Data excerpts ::
━━━━━━━━
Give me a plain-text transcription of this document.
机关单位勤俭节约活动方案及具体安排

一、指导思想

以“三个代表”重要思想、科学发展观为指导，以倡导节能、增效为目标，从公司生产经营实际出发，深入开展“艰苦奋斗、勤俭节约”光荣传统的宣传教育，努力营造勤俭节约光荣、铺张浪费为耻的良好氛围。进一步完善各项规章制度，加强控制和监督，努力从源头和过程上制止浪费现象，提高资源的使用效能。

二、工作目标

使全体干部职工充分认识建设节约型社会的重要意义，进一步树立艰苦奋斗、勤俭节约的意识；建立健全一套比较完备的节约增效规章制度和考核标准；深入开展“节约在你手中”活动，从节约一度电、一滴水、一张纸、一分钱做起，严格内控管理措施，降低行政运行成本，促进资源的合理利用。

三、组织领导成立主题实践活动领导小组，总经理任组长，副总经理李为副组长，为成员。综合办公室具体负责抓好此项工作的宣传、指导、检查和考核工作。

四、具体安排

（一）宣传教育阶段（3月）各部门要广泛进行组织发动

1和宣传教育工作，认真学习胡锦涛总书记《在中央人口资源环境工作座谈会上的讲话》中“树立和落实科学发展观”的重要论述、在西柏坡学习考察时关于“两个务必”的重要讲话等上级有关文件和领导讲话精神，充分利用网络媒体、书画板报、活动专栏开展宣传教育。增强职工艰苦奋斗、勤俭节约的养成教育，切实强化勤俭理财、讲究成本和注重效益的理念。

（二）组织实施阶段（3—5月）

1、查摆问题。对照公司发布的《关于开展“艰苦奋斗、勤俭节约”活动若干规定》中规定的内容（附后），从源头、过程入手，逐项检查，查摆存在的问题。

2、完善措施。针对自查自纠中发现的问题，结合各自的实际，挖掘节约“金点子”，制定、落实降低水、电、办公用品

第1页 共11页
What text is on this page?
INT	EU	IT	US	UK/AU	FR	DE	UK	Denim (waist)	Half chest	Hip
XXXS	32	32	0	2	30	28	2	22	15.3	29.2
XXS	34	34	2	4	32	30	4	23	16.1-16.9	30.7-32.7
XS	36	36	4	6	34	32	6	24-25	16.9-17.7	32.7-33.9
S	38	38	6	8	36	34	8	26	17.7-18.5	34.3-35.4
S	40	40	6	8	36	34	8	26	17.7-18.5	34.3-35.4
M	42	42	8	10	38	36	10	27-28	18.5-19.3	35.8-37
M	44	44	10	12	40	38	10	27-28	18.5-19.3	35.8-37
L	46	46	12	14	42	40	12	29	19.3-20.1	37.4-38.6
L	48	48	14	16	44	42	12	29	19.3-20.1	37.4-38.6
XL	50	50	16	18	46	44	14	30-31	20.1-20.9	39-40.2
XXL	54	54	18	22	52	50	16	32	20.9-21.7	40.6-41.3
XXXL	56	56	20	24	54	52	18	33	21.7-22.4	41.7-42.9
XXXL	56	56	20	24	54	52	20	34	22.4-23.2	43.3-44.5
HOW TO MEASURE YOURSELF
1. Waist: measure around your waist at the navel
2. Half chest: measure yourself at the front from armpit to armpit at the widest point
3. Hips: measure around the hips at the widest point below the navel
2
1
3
━━━━━━━━
The exercise ::
Search the entries for the word "this" and pick out every line that holds it.

Task solution ::
Give me a plain-text transcription of this document.
What text is on this page?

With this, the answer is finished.